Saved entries
┄┄┄┄┄┄┄┄┄┄
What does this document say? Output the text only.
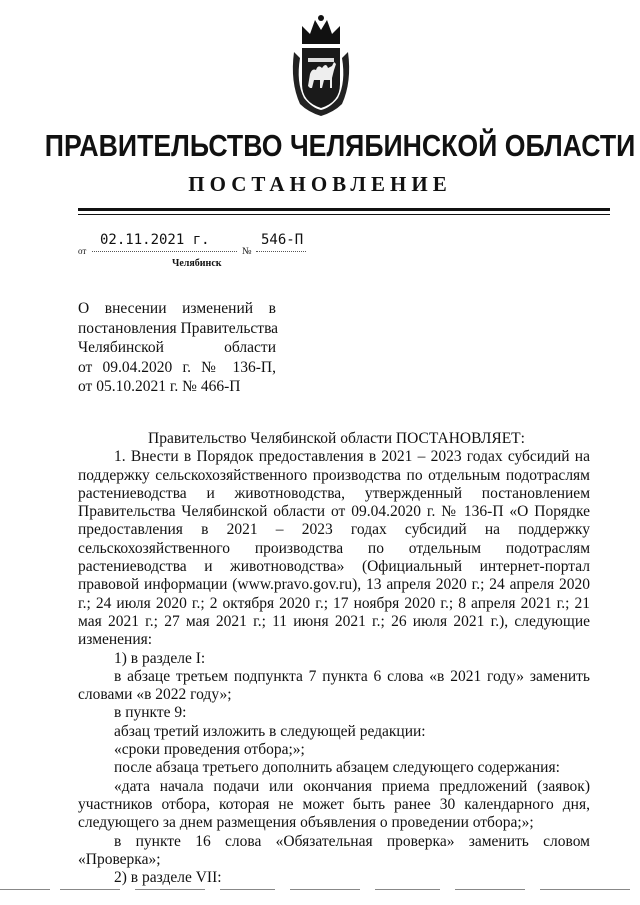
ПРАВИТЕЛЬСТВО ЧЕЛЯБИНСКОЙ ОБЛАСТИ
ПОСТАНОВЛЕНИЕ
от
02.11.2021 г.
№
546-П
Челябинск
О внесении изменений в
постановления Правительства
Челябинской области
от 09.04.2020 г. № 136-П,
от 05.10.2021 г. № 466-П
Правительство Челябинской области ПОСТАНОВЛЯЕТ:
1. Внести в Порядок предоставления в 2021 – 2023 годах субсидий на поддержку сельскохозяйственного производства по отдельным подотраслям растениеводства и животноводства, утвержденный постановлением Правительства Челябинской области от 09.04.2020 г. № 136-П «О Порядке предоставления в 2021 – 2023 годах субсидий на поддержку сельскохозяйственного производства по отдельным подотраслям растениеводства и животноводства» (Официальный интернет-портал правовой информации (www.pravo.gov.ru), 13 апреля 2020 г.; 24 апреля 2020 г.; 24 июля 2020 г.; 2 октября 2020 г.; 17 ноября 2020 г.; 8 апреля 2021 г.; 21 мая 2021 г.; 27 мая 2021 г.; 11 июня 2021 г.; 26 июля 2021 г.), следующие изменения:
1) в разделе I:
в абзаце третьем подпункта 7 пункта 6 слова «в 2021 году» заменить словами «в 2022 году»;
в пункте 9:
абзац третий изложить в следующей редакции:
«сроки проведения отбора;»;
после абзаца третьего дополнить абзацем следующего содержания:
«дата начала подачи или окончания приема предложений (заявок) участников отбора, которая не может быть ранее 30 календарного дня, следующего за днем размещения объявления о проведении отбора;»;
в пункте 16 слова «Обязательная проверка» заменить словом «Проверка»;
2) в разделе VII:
┄┄┄┄┄┄┄┄┄┄
- [EXERCISE INSTRUCTIONS]
Your answer should be only a number: how many lines of the data above contain the string "пункте"?

- [TASK RESPONSE]
2